- _Exercise task_: Please report every line from the material that contains the word "this".

- _Listed entries_:
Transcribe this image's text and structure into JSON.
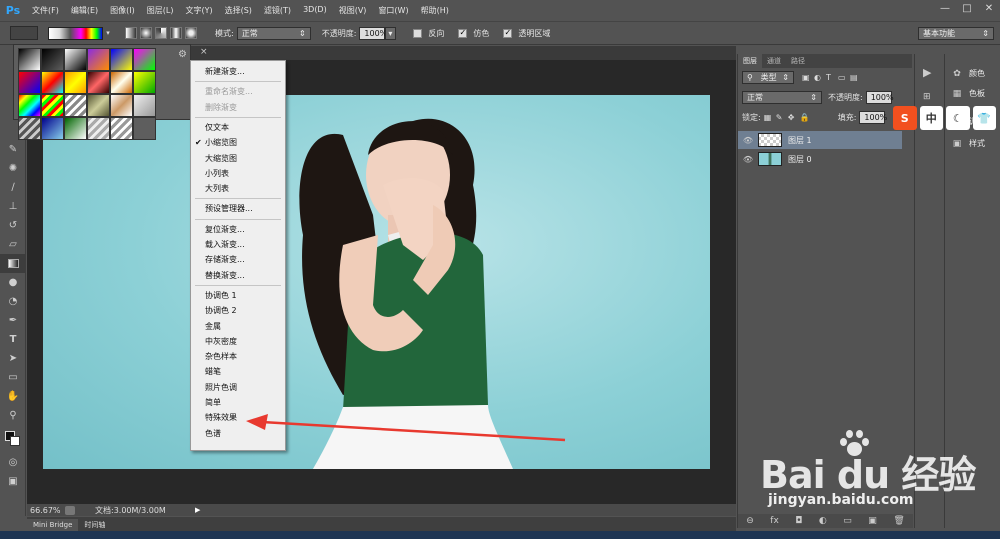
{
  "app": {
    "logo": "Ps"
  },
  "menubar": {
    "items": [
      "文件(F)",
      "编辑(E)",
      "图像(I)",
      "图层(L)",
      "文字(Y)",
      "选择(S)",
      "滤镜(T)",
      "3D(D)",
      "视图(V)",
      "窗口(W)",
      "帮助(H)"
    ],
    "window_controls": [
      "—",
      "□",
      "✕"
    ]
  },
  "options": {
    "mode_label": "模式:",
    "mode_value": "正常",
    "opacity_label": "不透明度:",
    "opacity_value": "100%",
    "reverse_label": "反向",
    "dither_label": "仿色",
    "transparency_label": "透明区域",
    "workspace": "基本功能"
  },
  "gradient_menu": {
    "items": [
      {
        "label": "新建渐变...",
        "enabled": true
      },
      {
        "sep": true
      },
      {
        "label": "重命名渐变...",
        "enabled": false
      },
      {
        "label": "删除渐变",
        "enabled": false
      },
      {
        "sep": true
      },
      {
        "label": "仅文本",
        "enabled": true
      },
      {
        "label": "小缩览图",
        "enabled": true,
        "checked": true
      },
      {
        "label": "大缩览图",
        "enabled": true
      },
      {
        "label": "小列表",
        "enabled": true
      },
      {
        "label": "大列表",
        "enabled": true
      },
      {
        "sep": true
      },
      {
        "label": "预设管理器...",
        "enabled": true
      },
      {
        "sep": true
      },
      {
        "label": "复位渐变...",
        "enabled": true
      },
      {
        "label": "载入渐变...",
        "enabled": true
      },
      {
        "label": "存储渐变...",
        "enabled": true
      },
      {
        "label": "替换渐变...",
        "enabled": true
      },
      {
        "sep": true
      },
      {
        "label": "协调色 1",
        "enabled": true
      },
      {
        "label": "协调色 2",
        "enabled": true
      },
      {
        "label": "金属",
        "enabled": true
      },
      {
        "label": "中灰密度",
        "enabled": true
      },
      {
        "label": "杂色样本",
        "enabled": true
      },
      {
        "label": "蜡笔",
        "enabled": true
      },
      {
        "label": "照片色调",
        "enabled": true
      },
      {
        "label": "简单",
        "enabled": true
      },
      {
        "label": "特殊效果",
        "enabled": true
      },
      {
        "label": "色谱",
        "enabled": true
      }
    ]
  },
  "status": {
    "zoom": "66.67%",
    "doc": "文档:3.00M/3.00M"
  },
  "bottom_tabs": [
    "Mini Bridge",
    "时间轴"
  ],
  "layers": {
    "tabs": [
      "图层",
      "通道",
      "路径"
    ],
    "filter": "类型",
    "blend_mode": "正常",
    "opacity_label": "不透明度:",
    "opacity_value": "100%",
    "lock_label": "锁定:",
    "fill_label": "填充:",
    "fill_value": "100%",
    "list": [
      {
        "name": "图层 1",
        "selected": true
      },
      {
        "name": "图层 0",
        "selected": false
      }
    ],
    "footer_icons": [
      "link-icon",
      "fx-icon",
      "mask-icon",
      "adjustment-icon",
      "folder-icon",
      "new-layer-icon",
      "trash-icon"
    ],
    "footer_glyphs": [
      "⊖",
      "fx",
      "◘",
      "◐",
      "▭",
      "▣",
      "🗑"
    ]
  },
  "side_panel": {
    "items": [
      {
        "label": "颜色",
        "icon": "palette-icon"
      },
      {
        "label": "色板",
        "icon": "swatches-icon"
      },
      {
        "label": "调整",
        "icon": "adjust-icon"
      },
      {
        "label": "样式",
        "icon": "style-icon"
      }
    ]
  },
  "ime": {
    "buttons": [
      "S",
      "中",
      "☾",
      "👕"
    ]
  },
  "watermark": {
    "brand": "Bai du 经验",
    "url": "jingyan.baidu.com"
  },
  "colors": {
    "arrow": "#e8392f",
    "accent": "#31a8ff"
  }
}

--

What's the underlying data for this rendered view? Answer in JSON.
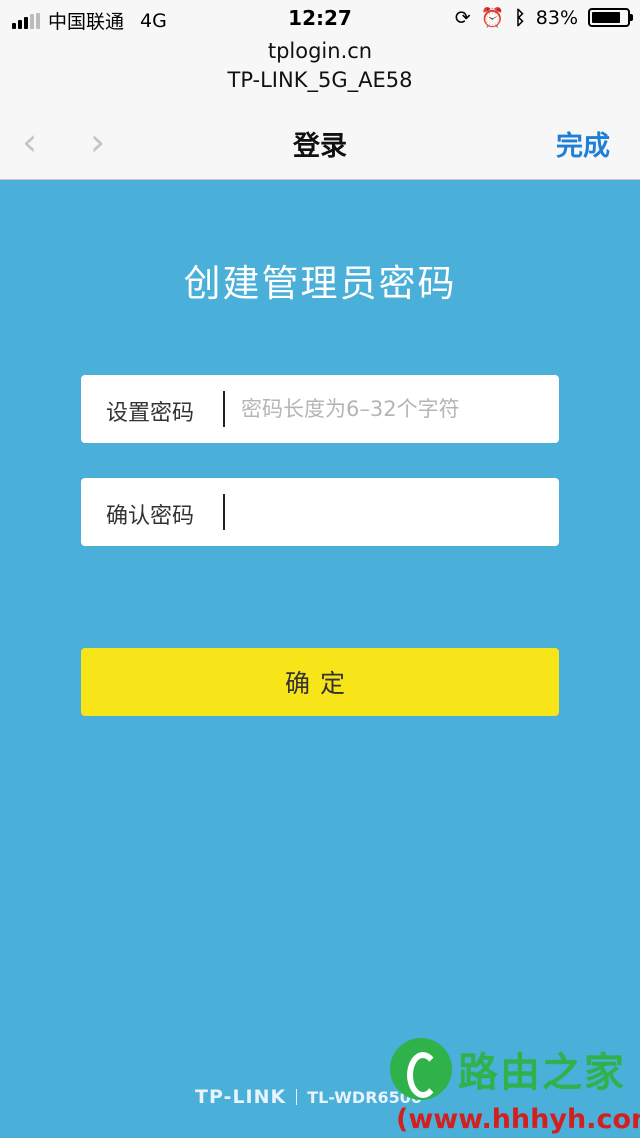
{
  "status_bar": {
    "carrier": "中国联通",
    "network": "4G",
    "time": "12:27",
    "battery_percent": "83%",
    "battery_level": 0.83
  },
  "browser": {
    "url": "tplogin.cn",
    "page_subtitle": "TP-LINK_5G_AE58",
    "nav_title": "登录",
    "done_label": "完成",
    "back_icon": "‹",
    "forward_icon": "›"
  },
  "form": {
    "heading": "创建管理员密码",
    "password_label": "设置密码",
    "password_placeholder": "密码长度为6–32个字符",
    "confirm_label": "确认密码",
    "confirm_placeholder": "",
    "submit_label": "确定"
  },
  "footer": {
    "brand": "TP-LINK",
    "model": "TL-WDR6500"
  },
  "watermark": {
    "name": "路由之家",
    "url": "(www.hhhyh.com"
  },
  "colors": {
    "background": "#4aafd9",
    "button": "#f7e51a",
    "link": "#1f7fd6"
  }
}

- _Task answer_:
Transcribe this image's text and structure into JSON.
What's the underlying data for this rendered view? Answer in JSON.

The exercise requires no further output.